'''

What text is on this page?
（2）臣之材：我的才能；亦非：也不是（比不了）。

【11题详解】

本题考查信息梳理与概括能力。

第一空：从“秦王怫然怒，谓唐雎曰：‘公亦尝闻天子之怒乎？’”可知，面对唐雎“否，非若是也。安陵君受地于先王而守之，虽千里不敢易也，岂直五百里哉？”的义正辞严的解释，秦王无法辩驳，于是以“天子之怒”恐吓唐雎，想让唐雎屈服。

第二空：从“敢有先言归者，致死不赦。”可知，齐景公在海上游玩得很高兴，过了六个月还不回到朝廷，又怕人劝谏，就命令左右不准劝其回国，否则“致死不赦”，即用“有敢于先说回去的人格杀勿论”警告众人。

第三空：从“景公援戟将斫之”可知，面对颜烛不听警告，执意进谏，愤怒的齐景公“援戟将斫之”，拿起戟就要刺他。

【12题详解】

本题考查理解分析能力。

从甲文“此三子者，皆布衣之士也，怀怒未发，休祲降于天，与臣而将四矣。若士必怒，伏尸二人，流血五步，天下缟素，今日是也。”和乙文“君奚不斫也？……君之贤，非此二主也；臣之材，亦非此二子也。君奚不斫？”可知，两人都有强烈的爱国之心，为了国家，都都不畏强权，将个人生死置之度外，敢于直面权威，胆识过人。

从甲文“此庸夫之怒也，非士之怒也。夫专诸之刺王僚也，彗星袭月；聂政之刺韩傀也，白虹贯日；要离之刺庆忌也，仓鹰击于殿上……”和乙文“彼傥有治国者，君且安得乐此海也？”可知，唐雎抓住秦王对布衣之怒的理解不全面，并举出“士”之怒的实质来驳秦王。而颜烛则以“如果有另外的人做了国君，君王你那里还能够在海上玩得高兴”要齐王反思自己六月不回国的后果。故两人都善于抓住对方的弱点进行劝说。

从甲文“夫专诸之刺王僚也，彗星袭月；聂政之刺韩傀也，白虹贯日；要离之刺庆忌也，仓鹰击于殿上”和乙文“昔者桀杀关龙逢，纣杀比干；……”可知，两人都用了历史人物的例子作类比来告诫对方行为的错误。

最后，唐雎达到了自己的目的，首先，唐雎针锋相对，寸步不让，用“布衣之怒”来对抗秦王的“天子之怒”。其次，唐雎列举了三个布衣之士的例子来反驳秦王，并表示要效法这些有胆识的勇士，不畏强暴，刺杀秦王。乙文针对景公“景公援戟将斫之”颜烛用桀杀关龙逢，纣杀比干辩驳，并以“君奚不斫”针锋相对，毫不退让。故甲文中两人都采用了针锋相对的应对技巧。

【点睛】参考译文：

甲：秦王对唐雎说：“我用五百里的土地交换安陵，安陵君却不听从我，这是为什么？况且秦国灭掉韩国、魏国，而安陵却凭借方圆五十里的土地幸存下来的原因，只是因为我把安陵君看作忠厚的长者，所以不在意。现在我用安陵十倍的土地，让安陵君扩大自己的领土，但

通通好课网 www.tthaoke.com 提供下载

'''

Task to carry out: Of the lines in the material above, state how many contain the string "要离之刺庆忌也"; give no other text.

Exercise result: 2